Return all of the data exactly as given.

==================================================

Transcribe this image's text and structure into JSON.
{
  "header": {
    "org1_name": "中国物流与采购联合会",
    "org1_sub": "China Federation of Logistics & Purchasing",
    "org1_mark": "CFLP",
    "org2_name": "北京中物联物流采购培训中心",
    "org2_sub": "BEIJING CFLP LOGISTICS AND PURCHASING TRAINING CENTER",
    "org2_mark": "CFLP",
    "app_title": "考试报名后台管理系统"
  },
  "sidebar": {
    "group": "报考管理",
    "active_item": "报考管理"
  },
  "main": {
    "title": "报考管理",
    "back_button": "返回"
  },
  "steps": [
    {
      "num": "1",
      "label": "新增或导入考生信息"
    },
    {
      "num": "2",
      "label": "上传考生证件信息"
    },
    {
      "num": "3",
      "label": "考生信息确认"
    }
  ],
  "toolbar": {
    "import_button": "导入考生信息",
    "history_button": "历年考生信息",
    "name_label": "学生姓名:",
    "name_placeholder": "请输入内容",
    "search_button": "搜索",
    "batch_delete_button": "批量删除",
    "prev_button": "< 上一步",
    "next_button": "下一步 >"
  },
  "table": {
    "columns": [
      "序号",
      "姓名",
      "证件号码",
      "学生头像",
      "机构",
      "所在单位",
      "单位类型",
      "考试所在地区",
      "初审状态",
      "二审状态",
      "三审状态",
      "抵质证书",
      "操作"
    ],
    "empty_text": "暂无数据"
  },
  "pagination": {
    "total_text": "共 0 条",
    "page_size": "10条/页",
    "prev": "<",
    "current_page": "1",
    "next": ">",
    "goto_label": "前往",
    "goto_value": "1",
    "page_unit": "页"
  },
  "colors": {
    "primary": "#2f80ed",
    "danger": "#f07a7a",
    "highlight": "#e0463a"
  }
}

==================================================

## Result below:
Transcribe this image's text and structure into JSON.
{
  "header": {
    "org1_name": "中国物流与采购联合会",
    "org1_sub": "China Federation of Logistics & Purchasing",
    "org1_mark": "CFLP",
    "org2_name": "北京中物联物流采购培训中心",
    "org2_sub": "BEIJING CFLP LOGISTICS AND PURCHASING TRAINING CENTER",
    "org2_mark": "CFLP",
    "app_title": "考试报名后台管理系统"
  },
  "sidebar": {
    "group": "报考管理",
    "active_item": "报考管理"
  },
  "main": {
    "title": "报考管理",
    "back_button": "返回"
  },
  "steps": [
    {
      "num": "1",
      "label": "新增或导入考生信息"
    },
    {
      "num": "2",
      "label": "上传考生证件信息"
    },
    {
      "num": "3",
      "label": "考生信息确认"
    }
  ],
  "toolbar": {
    "import_button": "导入考生信息",
    "history_button": "历年考生信息",
    "name_label": "学生姓名:",
    "name_placeholder": "请输入内容",
    "search_button": "搜索",
    "batch_delete_button": "批量删除",
    "prev_button": "< 上一步",
    "next_button": "下一步 >"
  },
  "table": {
    "columns": [
      "序号",
      "姓名",
      "证件号码",
      "学生头像",
      "机构",
      "所在单位",
      "单位类型",
      "考试所在地区",
      "初审状态",
      "二审状态",
      "三审状态",
      "抵质证书",
      "操作"
    ],
    "empty_text": "暂无数据"
  },
  "pagination": {
    "total_text": "共 0 条",
    "page_size": "10条/页",
    "prev": "<",
    "current_page": "1",
    "next": ">",
    "goto_label": "前往",
    "goto_value": "1",
    "page_unit": "页"
  },
  "colors": {
    "primary": "#2f80ed",
    "danger": "#f07a7a",
    "highlight": "#e0463a"
  }
}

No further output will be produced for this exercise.